__Your goal__:
Your task is to print all of the material verbatim.
▼▼▼
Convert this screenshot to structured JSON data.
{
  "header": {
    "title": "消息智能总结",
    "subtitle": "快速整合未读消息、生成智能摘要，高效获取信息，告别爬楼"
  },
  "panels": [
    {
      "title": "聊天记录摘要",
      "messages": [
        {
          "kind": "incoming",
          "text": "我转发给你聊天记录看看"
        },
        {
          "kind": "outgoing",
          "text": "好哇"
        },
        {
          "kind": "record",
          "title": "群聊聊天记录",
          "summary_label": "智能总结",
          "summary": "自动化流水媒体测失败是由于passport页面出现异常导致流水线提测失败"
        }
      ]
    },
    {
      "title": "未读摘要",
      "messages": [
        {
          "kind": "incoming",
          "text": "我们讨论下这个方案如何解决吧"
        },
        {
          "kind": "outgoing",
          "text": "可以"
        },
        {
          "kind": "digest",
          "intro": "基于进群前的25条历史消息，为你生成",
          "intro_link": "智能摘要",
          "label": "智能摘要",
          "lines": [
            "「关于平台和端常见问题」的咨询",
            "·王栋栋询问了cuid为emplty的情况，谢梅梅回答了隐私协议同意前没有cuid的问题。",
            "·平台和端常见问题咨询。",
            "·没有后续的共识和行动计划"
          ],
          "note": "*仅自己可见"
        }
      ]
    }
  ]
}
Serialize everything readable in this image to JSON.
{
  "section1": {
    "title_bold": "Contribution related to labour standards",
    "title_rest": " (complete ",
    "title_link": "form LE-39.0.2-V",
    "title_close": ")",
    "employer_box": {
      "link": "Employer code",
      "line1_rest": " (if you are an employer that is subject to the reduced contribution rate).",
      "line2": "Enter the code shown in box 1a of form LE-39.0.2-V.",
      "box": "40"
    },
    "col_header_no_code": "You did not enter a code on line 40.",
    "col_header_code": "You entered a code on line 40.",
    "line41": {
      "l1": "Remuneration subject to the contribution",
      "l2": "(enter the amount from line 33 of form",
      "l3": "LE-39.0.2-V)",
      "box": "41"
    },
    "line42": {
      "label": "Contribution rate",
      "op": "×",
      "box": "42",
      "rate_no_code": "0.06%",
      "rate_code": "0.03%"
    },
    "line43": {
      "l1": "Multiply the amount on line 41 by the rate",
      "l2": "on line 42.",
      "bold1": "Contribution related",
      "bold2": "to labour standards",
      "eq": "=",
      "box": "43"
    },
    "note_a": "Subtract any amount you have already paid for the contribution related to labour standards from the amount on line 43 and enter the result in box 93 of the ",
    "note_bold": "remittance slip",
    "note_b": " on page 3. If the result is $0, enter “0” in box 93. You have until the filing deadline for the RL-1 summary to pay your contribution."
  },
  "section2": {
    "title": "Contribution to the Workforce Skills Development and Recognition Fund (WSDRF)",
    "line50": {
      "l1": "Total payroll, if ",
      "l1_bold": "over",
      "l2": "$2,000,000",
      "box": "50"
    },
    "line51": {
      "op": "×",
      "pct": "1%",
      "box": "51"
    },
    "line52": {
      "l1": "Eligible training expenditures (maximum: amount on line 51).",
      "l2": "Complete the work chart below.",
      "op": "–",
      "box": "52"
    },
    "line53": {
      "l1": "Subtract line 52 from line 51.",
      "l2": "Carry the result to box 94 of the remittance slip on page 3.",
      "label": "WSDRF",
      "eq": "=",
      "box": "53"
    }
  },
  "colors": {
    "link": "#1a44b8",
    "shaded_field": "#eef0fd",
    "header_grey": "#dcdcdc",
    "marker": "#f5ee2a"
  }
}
▲▲▲
__Solution to this exercise__:
Convert this screenshot to structured JSON data.
{
  "header": {
    "title": "消息智能总结",
    "subtitle": "快速整合未读消息、生成智能摘要，高效获取信息，告别爬楼"
  },
  "panels": [
    {
      "title": "聊天记录摘要",
      "messages": [
        {
          "kind": "incoming",
          "text": "我转发给你聊天记录看看"
        },
        {
          "kind": "outgoing",
          "text": "好哇"
        },
        {
          "kind": "record",
          "title": "群聊聊天记录",
          "summary_label": "智能总结",
          "summary": "自动化流水媒体测失败是由于passport页面出现异常导致流水线提测失败"
        }
      ]
    },
    {
      "title": "未读摘要",
      "messages": [
        {
          "kind": "incoming",
          "text": "我们讨论下这个方案如何解决吧"
        },
        {
          "kind": "outgoing",
          "text": "可以"
        },
        {
          "kind": "digest",
          "intro": "基于进群前的25条历史消息，为你生成",
          "intro_link": "智能摘要",
          "label": "智能摘要",
          "lines": [
            "「关于平台和端常见问题」的咨询",
            "·王栋栋询问了cuid为emplty的情况，谢梅梅回答了隐私协议同意前没有cuid的问题。",
            "·平台和端常见问题咨询。",
            "·没有后续的共识和行动计划"
          ],
          "note": "*仅自己可见"
        }
      ]
    }
  ]
}
Serialize everything readable in this image to JSON.
{
  "section1": {
    "title_bold": "Contribution related to labour standards",
    "title_rest": " (complete ",
    "title_link": "form LE-39.0.2-V",
    "title_close": ")",
    "employer_box": {
      "link": "Employer code",
      "line1_rest": " (if you are an employer that is subject to the reduced contribution rate).",
      "line2": "Enter the code shown in box 1a of form LE-39.0.2-V.",
      "box": "40"
    },
    "col_header_no_code": "You did not enter a code on line 40.",
    "col_header_code": "You entered a code on line 40.",
    "line41": {
      "l1": "Remuneration subject to the contribution",
      "l2": "(enter the amount from line 33 of form",
      "l3": "LE-39.0.2-V)",
      "box": "41"
    },
    "line42": {
      "label": "Contribution rate",
      "op": "×",
      "box": "42",
      "rate_no_code": "0.06%",
      "rate_code": "0.03%"
    },
    "line43": {
      "l1": "Multiply the amount on line 41 by the rate",
      "l2": "on line 42.",
      "bold1": "Contribution related",
      "bold2": "to labour standards",
      "eq": "=",
      "box": "43"
    },
    "note_a": "Subtract any amount you have already paid for the contribution related to labour standards from the amount on line 43 and enter the result in box 93 of the ",
    "note_bold": "remittance slip",
    "note_b": " on page 3. If the result is $0, enter “0” in box 93. You have until the filing deadline for the RL-1 summary to pay your contribution."
  },
  "section2": {
    "title": "Contribution to the Workforce Skills Development and Recognition Fund (WSDRF)",
    "line50": {
      "l1": "Total payroll, if ",
      "l1_bold": "over",
      "l2": "$2,000,000",
      "box": "50"
    },
    "line51": {
      "op": "×",
      "pct": "1%",
      "box": "51"
    },
    "line52": {
      "l1": "Eligible training expenditures (maximum: amount on line 51).",
      "l2": "Complete the work chart below.",
      "op": "–",
      "box": "52"
    },
    "line53": {
      "l1": "Subtract line 52 from line 51.",
      "l2": "Carry the result to box 94 of the remittance slip on page 3.",
      "label": "WSDRF",
      "eq": "=",
      "box": "53"
    }
  },
  "colors": {
    "link": "#1a44b8",
    "shaded_field": "#eef0fd",
    "header_grey": "#dcdcdc",
    "marker": "#f5ee2a"
  }
}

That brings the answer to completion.